▸ **Task objective**
Quote the lines below verbatim.

▬▬▬▬▬▬

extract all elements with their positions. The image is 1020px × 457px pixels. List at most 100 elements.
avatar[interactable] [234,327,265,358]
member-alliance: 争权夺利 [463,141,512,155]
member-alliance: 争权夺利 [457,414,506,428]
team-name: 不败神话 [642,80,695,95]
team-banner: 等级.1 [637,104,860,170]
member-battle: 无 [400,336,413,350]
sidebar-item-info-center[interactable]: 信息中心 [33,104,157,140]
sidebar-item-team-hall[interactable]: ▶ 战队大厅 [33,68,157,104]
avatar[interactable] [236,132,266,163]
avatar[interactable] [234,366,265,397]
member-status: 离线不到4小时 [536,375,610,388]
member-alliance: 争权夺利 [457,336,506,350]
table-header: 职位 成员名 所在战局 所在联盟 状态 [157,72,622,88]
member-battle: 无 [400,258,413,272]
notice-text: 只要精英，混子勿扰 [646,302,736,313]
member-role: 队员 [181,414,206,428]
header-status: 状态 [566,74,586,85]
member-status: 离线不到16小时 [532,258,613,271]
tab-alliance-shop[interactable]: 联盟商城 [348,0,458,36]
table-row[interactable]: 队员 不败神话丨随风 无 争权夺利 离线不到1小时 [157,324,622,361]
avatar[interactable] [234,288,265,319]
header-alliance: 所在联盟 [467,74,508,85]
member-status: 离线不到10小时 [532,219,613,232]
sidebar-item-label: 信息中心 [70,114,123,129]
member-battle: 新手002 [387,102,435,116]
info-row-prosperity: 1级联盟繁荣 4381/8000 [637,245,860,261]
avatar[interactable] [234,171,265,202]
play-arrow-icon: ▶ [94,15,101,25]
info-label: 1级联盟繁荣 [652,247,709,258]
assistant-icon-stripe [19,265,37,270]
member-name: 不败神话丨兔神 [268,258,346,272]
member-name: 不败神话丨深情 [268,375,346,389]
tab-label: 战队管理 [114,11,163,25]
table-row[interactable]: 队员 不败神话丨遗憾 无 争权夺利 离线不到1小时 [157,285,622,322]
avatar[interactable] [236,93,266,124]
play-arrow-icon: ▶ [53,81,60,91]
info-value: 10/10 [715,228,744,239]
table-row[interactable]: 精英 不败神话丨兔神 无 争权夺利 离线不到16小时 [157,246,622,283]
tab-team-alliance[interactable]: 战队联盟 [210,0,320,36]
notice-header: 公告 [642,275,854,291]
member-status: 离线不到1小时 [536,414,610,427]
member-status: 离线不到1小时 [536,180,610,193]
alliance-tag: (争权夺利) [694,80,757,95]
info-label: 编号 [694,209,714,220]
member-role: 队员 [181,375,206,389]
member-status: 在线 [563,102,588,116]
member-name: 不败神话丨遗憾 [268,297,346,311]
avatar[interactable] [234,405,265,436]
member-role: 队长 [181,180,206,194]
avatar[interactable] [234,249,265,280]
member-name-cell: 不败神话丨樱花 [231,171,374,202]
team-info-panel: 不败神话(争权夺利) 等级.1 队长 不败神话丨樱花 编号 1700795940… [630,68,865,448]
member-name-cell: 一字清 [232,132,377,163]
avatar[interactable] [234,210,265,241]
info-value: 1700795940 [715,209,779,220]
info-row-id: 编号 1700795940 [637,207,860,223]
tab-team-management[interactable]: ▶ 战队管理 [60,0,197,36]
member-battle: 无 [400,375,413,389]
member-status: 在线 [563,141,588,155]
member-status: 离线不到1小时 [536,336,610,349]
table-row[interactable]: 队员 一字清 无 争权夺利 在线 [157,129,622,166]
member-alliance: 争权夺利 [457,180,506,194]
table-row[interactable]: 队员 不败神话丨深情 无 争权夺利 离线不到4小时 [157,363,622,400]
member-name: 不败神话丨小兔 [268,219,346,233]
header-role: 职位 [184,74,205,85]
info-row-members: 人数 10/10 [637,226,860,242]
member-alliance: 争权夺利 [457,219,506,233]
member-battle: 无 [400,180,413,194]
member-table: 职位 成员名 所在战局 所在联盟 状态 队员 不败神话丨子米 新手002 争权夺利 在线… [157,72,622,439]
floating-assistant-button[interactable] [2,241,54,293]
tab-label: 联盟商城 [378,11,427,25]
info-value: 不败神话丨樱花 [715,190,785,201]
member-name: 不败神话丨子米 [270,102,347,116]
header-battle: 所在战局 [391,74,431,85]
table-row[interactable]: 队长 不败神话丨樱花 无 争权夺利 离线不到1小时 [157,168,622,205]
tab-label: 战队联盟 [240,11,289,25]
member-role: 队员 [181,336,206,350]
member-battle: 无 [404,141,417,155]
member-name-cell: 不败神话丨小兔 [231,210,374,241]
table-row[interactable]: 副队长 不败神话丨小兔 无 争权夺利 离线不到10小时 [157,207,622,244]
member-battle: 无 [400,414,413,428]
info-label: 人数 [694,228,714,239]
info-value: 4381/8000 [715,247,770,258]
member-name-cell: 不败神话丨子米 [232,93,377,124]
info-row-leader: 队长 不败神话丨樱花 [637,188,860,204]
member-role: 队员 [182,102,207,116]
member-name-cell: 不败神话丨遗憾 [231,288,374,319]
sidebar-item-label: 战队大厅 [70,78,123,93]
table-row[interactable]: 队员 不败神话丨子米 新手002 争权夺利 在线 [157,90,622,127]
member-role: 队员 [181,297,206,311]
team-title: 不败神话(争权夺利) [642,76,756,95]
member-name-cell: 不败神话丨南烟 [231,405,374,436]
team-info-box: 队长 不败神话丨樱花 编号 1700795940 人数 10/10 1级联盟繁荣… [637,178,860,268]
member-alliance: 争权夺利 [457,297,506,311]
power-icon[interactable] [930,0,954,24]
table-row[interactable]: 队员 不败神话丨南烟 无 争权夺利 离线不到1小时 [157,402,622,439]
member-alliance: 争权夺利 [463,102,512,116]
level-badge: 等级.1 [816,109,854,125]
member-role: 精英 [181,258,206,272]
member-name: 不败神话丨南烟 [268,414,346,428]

▬▬▬▬▬▬

▸ **Written answer**
extract all elements with their positions. The image is 1020px × 457px pixels. List at most 100 elements.
avatar[interactable] [234,327,265,358]
member-alliance: 争权夺利 [463,141,512,155]
member-alliance: 争权夺利 [457,414,506,428]
team-name: 不败神话 [642,80,695,95]
team-banner: 等级.1 [637,104,860,170]
member-battle: 无 [400,336,413,350]
sidebar-item-info-center[interactable]: 信息中心 [33,104,157,140]
sidebar-item-team-hall[interactable]: ▶ 战队大厅 [33,68,157,104]
avatar[interactable] [236,132,266,163]
avatar[interactable] [234,366,265,397]
member-status: 离线不到4小时 [536,375,610,388]
member-alliance: 争权夺利 [457,336,506,350]
table-header: 职位 成员名 所在战局 所在联盟 状态 [157,72,622,88]
member-battle: 无 [400,258,413,272]
notice-text: 只要精英，混子勿扰 [646,302,736,313]
member-role: 队员 [181,414,206,428]
header-status: 状态 [566,74,586,85]
member-status: 离线不到16小时 [532,258,613,271]
tab-alliance-shop[interactable]: 联盟商城 [348,0,458,36]
table-row[interactable]: 队员 不败神话丨随风 无 争权夺利 离线不到1小时 [157,324,622,361]
avatar[interactable] [234,288,265,319]
header-alliance: 所在联盟 [467,74,508,85]
member-status: 离线不到10小时 [532,219,613,232]
sidebar-item-label: 信息中心 [70,114,123,129]
member-battle: 新手002 [387,102,435,116]
info-row-prosperity: 1级联盟繁荣 4381/8000 [637,245,860,261]
avatar[interactable] [234,171,265,202]
play-arrow-icon: ▶ [94,15,101,25]
info-label: 1级联盟繁荣 [652,247,709,258]
assistant-icon-stripe [19,265,37,270]
member-name: 不败神话丨兔神 [268,258,346,272]
member-name: 不败神话丨深情 [268,375,346,389]
tab-label: 战队管理 [114,11,163,25]
table-row[interactable]: 队员 不败神话丨遗憾 无 争权夺利 离线不到1小时 [157,285,622,322]
avatar[interactable] [236,93,266,124]
play-arrow-icon: ▶ [53,81,60,91]
info-value: 10/10 [715,228,744,239]
table-row[interactable]: 精英 不败神话丨兔神 无 争权夺利 离线不到16小时 [157,246,622,283]
tab-team-alliance[interactable]: 战队联盟 [210,0,320,36]
notice-header: 公告 [642,275,854,291]
member-status: 离线不到1小时 [536,414,610,427]
member-status: 离线不到1小时 [536,180,610,193]
alliance-tag: (争权夺利) [694,80,757,95]
info-label: 编号 [694,209,714,220]
member-role: 队员 [181,375,206,389]
member-status: 在线 [563,102,588,116]
member-name: 不败神话丨遗憾 [268,297,346,311]
avatar[interactable] [234,405,265,436]
member-role: 队长 [181,180,206,194]
avatar[interactable] [234,249,265,280]
member-name-cell: 不败神话丨樱花 [231,171,374,202]
team-info-panel: 不败神话(争权夺利) 等级.1 队长 不败神话丨樱花 编号 1700795940… [630,68,865,448]
member-name-cell: 一字清 [232,132,377,163]
avatar[interactable] [234,210,265,241]
info-value: 1700795940 [715,209,779,220]
info-row-id: 编号 1700795940 [637,207,860,223]
tab-team-management[interactable]: ▶ 战队管理 [60,0,197,36]
member-battle: 无 [400,375,413,389]
member-status: 在线 [563,141,588,155]
member-status: 离线不到1小时 [536,336,610,349]
table-row[interactable]: 队员 一字清 无 争权夺利 在线 [157,129,622,166]
member-alliance: 争权夺利 [457,180,506,194]
table-row[interactable]: 队员 不败神话丨深情 无 争权夺利 离线不到4小时 [157,363,622,400]
member-name: 不败神话丨小兔 [268,219,346,233]
header-role: 职位 [184,74,205,85]
info-row-members: 人数 10/10 [637,226,860,242]
member-alliance: 争权夺利 [457,219,506,233]
member-battle: 无 [400,180,413,194]
member-table: 职位 成员名 所在战局 所在联盟 状态 队员 不败神话丨子米 新手002 争权夺利 在线… [157,72,622,439]
floating-assistant-button[interactable] [2,241,54,293]
tab-label: 联盟商城 [378,11,427,25]
info-value: 不败神话丨樱花 [715,190,785,201]
member-name: 不败神话丨子米 [270,102,347,116]
header-battle: 所在战局 [391,74,431,85]
table-row[interactable]: 队长 不败神话丨樱花 无 争权夺利 离线不到1小时 [157,168,622,205]
tab-label: 战队联盟 [240,11,289,25]
member-role: 队员 [181,336,206,350]
member-battle: 无 [404,141,417,155]
member-name-cell: 不败神话丨小兔 [231,210,374,241]
table-row[interactable]: 副队长 不败神话丨小兔 无 争权夺利 离线不到10小时 [157,207,622,244]
member-battle: 无 [400,414,413,428]
info-label: 人数 [694,228,714,239]
info-value: 4381/8000 [715,247,770,258]
member-name-cell: 不败神话丨子米 [232,93,377,124]
info-row-leader: 队长 不败神话丨樱花 [637,188,860,204]
member-role: 队员 [182,102,207,116]
member-name-cell: 不败神话丨遗憾 [231,288,374,319]
sidebar-item-label: 战队大厅 [70,78,123,93]
table-row[interactable]: 队员 不败神话丨子米 新手002 争权夺利 在线 [157,90,622,127]
member-role: 队员 [181,297,206,311]
team-title: 不败神话(争权夺利) [642,76,756,95]
member-name-cell: 不败神话丨南烟 [231,405,374,436]
team-info-box: 队长 不败神话丨樱花 编号 1700795940 人数 10/10 1级联盟繁荣… [637,178,860,268]
member-alliance: 争权夺利 [457,297,506,311]
power-icon[interactable] [930,0,954,24]
table-row[interactable]: 队员 不败神话丨南烟 无 争权夺利 离线不到1小时 [157,402,622,439]
member-alliance: 争权夺利 [463,102,512,116]
level-badge: 等级.1 [816,109,854,125]
member-role: 精英 [181,258,206,272]
member-name: 不败神话丨南烟 [268,414,346,428]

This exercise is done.